*WORK TO DO*: Write out all of the entries that follow, word for word, but skip the pictures.

--- Begin STORED DATA ---

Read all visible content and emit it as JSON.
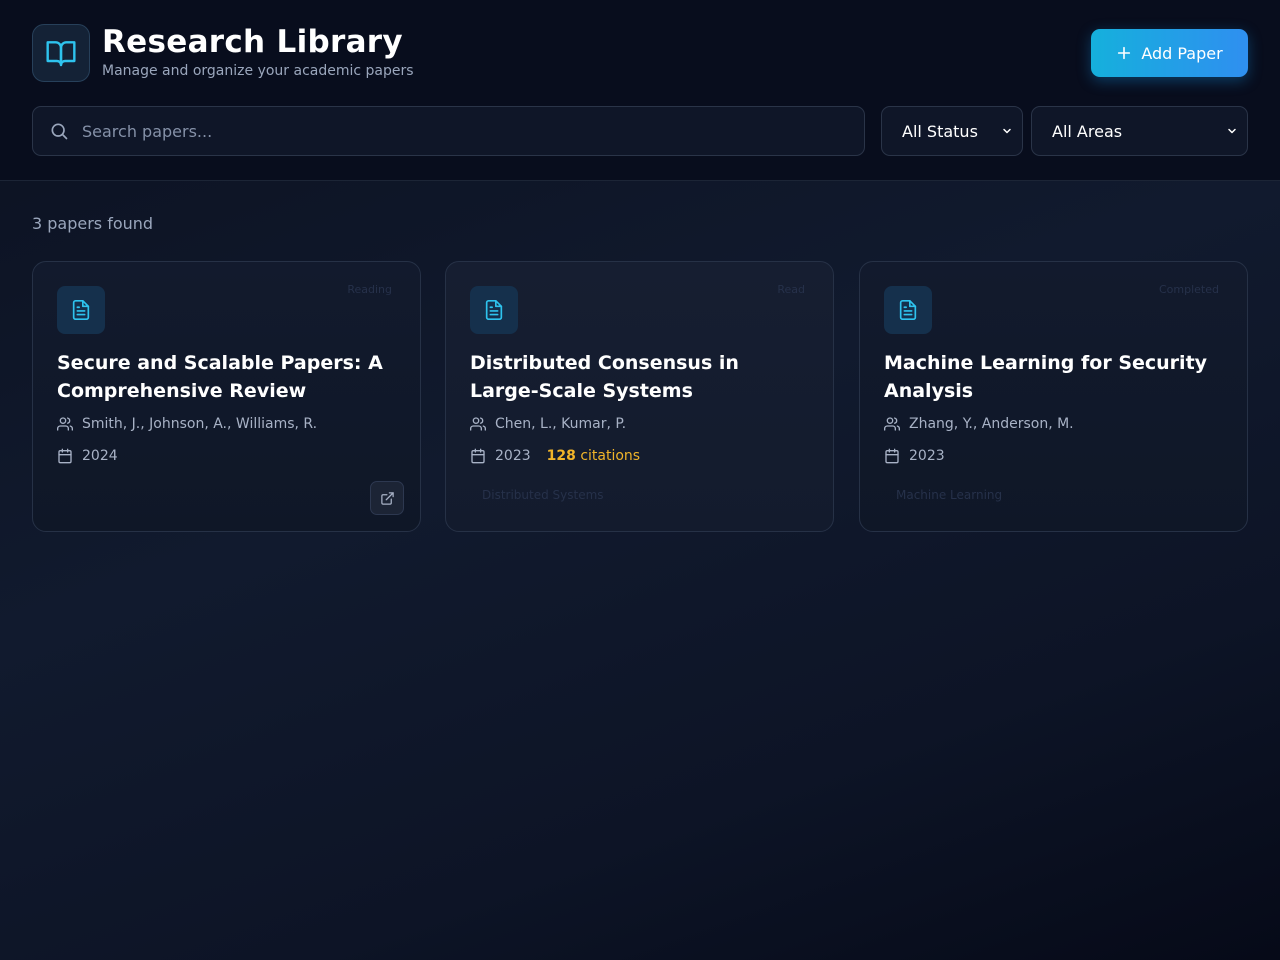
{
  "header": {
    "title": "Research Library",
    "subtitle": "Manage and organize your academic papers",
    "add_button_label": "Add Paper"
  },
  "search": {
    "placeholder": "Search papers...",
    "value": ""
  },
  "filters": {
    "status": "All Status",
    "area": "All Areas"
  },
  "results": {
    "count_text": "3 papers found"
  },
  "papers": [
    {
      "status": "Reading",
      "title": "Secure and Scalable Papers: A Comprehensive Review",
      "authors": "Smith, J., Johnson, A., Williams, R.",
      "year": "2024"
    },
    {
      "status": "Read",
      "title": "Distributed Consensus in Large-Scale Systems",
      "authors": "Chen, L., Kumar, P.",
      "year": "2023",
      "citations_count": "128",
      "citations_label": "citations",
      "area": "Distributed Systems"
    },
    {
      "status": "Completed",
      "title": "Machine Learning for Security Analysis",
      "authors": "Zhang, Y., Anderson, M.",
      "year": "2023",
      "area": "Machine Learning"
    }
  ],
  "colors": {
    "accent": "#22b8e6",
    "citation": "#f0b429",
    "background": "#0b1120"
  },
  "icons": {
    "logo": "book-open-icon",
    "add": "plus-icon",
    "search": "search-icon",
    "paper": "file-text-icon",
    "authors": "users-icon",
    "year": "calendar-icon",
    "open": "external-link-icon"
  }
}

--- End STORED DATA ---

*FINAL ANSWER*:
Read all visible content and emit it as JSON.
{
  "header": {
    "title": "Research Library",
    "subtitle": "Manage and organize your academic papers",
    "add_button_label": "Add Paper"
  },
  "search": {
    "placeholder": "Search papers...",
    "value": ""
  },
  "filters": {
    "status": "All Status",
    "area": "All Areas"
  },
  "results": {
    "count_text": "3 papers found"
  },
  "papers": [
    {
      "status": "Reading",
      "title": "Secure and Scalable Papers: A Comprehensive Review",
      "authors": "Smith, J., Johnson, A., Williams, R.",
      "year": "2024"
    },
    {
      "status": "Read",
      "title": "Distributed Consensus in Large-Scale Systems",
      "authors": "Chen, L., Kumar, P.",
      "year": "2023",
      "citations_count": "128",
      "citations_label": "citations",
      "area": "Distributed Systems"
    },
    {
      "status": "Completed",
      "title": "Machine Learning for Security Analysis",
      "authors": "Zhang, Y., Anderson, M.",
      "year": "2023",
      "area": "Machine Learning"
    }
  ],
  "colors": {
    "accent": "#22b8e6",
    "citation": "#f0b429",
    "background": "#0b1120"
  },
  "icons": {
    "logo": "book-open-icon",
    "add": "plus-icon",
    "search": "search-icon",
    "paper": "file-text-icon",
    "authors": "users-icon",
    "year": "calendar-icon",
    "open": "external-link-icon"
  }
}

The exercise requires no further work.